**Dataset entries**
'''

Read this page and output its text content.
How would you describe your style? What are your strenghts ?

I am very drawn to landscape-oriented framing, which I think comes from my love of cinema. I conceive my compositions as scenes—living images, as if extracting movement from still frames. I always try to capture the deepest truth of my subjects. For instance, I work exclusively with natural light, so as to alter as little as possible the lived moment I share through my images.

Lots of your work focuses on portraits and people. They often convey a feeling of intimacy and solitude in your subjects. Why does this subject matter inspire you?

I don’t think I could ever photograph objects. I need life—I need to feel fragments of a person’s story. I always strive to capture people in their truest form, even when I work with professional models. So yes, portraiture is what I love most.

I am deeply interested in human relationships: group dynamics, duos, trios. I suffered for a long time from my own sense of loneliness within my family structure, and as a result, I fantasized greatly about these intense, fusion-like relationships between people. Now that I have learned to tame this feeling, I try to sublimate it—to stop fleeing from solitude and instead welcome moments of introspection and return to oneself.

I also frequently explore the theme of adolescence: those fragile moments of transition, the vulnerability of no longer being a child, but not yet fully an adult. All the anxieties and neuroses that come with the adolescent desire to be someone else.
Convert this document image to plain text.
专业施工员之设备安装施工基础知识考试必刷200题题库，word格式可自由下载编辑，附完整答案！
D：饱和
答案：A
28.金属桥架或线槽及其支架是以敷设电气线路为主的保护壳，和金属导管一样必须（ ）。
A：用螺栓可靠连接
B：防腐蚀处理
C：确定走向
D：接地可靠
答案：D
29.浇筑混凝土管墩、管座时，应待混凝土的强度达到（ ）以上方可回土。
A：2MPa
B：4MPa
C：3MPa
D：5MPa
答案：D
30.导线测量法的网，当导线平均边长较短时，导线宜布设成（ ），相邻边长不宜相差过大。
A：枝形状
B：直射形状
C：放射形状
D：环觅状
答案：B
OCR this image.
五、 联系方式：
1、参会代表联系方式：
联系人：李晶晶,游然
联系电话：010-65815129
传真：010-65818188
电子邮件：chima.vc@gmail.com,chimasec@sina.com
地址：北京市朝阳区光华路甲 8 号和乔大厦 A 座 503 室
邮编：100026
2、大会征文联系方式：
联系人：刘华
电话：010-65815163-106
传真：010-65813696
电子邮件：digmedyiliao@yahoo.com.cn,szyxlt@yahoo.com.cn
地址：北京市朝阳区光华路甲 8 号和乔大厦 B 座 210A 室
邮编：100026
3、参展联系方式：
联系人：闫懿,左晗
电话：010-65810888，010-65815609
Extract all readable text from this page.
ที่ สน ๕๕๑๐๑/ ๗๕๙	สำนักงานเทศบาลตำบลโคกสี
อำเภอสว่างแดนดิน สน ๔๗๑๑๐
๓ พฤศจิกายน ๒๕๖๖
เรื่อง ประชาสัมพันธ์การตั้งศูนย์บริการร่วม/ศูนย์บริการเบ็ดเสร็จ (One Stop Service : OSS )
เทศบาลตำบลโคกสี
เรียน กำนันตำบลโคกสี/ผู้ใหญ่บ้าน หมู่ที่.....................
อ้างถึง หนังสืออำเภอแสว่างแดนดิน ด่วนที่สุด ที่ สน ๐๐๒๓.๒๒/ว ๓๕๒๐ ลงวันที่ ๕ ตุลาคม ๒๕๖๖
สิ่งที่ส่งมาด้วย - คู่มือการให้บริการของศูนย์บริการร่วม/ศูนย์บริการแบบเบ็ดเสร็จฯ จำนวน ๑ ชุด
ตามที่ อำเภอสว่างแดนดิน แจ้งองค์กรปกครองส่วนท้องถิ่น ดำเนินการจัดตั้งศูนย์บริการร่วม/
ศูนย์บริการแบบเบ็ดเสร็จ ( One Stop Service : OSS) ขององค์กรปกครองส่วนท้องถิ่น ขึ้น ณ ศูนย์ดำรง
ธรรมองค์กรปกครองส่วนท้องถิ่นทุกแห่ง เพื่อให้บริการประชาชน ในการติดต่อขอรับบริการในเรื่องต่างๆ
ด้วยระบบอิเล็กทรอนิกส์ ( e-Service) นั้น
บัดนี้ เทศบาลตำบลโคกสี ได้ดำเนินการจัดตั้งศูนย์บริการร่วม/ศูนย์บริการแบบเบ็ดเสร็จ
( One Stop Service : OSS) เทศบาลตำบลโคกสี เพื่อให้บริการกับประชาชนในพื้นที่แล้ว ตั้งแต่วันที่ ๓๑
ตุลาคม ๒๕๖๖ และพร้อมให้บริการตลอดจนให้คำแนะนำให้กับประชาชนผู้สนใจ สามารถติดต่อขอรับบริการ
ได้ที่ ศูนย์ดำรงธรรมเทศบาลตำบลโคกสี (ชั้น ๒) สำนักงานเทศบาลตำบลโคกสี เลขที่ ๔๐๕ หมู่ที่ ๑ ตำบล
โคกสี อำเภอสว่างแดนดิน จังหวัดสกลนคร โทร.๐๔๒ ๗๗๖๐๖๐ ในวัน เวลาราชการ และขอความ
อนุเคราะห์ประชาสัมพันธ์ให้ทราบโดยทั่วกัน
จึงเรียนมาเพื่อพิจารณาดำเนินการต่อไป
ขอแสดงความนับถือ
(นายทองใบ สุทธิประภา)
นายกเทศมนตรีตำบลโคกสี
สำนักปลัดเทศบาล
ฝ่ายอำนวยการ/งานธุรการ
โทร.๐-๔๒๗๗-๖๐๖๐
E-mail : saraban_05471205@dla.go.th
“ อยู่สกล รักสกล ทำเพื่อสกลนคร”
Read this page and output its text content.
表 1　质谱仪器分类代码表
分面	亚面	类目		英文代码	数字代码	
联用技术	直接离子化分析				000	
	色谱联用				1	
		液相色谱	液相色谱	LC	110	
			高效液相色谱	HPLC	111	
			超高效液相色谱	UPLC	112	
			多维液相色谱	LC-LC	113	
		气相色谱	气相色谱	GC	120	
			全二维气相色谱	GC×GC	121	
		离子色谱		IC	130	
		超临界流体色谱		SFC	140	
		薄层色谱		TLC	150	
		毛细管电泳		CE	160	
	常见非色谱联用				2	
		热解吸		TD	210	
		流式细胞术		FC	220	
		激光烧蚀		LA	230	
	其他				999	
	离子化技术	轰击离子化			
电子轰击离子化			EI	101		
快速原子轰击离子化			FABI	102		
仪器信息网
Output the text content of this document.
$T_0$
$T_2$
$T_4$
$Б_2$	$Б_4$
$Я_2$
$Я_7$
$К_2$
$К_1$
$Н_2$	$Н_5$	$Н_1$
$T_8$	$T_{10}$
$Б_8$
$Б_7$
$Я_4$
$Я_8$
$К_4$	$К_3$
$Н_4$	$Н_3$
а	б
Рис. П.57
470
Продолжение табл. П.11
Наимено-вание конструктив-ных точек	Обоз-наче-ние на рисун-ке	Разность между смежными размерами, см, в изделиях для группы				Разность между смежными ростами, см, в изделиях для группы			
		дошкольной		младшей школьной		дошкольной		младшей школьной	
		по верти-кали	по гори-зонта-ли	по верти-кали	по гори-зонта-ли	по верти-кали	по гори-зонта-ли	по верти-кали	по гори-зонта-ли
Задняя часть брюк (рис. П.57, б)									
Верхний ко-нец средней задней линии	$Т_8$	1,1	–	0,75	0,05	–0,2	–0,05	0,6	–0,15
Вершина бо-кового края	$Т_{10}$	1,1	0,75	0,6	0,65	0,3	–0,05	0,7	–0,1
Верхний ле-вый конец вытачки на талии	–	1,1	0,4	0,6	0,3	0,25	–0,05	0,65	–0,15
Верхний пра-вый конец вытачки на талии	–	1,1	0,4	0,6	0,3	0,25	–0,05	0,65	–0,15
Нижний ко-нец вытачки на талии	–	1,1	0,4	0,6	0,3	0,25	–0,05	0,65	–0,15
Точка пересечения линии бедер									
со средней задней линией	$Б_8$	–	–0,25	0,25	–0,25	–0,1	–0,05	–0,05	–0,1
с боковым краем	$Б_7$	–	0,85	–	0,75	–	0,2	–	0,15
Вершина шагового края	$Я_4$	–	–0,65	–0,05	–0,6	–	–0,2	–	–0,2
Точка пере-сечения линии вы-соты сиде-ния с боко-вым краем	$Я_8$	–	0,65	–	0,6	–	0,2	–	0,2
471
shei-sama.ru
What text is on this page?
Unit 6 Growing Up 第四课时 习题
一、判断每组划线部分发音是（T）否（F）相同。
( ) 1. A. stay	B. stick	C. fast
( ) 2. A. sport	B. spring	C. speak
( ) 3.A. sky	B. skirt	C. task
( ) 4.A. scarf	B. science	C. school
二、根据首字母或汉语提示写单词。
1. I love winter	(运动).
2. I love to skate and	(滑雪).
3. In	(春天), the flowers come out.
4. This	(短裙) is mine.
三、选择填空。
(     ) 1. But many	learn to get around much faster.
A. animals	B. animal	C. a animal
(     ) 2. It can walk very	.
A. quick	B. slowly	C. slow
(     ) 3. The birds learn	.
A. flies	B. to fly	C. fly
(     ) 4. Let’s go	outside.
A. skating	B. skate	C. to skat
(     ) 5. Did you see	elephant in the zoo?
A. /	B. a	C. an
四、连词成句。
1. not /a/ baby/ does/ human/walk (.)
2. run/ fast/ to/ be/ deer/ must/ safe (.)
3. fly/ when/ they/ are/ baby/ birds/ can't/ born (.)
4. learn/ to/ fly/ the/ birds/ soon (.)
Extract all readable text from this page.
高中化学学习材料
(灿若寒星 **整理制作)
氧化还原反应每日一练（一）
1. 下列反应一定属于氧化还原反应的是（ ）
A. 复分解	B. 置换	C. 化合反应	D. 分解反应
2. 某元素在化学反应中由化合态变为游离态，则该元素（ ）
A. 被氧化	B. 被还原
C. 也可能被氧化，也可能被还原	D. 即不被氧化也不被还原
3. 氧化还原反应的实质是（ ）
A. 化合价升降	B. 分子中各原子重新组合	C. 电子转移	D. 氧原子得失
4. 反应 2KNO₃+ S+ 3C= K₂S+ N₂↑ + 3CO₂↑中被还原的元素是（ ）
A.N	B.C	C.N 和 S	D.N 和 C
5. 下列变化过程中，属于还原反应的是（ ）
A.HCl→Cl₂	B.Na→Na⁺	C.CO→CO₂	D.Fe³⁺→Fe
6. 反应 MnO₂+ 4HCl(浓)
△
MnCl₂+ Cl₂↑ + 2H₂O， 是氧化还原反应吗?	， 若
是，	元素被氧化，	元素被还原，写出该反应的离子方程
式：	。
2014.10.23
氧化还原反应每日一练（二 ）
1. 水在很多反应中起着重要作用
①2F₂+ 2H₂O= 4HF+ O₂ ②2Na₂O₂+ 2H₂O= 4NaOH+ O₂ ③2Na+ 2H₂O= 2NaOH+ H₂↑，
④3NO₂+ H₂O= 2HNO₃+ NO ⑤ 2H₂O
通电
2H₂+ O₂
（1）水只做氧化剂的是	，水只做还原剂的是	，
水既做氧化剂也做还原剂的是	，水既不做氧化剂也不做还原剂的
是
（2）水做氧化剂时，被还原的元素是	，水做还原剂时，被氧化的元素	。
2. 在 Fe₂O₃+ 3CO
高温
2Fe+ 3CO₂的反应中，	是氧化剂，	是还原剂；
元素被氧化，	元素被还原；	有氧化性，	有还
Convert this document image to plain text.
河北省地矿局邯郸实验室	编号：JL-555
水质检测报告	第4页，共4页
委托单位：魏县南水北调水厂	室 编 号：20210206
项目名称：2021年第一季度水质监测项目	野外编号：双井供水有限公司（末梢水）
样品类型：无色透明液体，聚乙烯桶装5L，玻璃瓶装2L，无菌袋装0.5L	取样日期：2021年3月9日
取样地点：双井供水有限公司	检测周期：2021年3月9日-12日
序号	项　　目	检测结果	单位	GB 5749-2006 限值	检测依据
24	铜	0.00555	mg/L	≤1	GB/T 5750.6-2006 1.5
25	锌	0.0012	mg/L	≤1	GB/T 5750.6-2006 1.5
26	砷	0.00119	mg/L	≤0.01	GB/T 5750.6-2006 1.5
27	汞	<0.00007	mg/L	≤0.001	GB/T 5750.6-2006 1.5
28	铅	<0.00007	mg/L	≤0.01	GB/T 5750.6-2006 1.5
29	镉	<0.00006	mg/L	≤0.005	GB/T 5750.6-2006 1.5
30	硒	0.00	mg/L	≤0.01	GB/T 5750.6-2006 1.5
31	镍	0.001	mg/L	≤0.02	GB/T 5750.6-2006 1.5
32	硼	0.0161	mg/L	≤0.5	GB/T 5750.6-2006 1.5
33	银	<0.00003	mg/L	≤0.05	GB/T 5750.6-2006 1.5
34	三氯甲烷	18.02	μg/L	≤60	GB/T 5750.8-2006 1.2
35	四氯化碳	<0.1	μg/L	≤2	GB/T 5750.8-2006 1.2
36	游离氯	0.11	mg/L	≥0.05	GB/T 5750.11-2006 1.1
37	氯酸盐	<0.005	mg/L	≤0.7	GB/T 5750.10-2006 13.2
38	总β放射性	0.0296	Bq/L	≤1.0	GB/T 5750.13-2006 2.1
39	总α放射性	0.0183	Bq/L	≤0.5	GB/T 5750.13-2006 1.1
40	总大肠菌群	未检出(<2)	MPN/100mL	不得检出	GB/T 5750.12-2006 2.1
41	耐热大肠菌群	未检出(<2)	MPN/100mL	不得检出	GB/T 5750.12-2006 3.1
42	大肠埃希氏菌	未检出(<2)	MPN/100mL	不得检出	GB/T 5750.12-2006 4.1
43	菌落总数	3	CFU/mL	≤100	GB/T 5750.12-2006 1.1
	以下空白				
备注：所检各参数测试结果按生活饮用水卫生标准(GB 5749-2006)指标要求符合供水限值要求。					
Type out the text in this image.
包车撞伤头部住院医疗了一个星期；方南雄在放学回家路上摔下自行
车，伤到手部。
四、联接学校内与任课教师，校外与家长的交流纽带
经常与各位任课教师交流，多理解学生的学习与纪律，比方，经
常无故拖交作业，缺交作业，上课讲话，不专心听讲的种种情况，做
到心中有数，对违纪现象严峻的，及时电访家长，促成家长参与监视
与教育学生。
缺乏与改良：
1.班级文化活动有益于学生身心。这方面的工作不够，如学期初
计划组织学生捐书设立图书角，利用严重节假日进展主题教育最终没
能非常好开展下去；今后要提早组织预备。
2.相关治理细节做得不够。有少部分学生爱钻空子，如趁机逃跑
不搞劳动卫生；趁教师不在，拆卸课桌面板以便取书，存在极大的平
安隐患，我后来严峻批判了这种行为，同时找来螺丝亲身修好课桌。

'''

**Given request**
Find the line containing "Type out the text in this image.", then output it and every line after it to the end of the data, exactly.

**Output for this task**
Type out the text in this image.
包车撞伤头部住院医疗了一个星期；方南雄在放学回家路上摔下自行
车，伤到手部。
四、联接学校内与任课教师，校外与家长的交流纽带
经常与各位任课教师交流，多理解学生的学习与纪律，比方，经
常无故拖交作业，缺交作业，上课讲话，不专心听讲的种种情况，做
到心中有数，对违纪现象严峻的，及时电访家长，促成家长参与监视
与教育学生。
缺乏与改良：
1.班级文化活动有益于学生身心。这方面的工作不够，如学期初
计划组织学生捐书设立图书角，利用严重节假日进展主题教育最终没
能非常好开展下去；今后要提早组织预备。
2.相关治理细节做得不够。有少部分学生爱钻空子，如趁机逃跑
不搞劳动卫生；趁教师不在，拆卸课桌面板以便取书，存在极大的平
安隐患，我后来严峻批判了这种行为，同时找来螺丝亲身修好课桌。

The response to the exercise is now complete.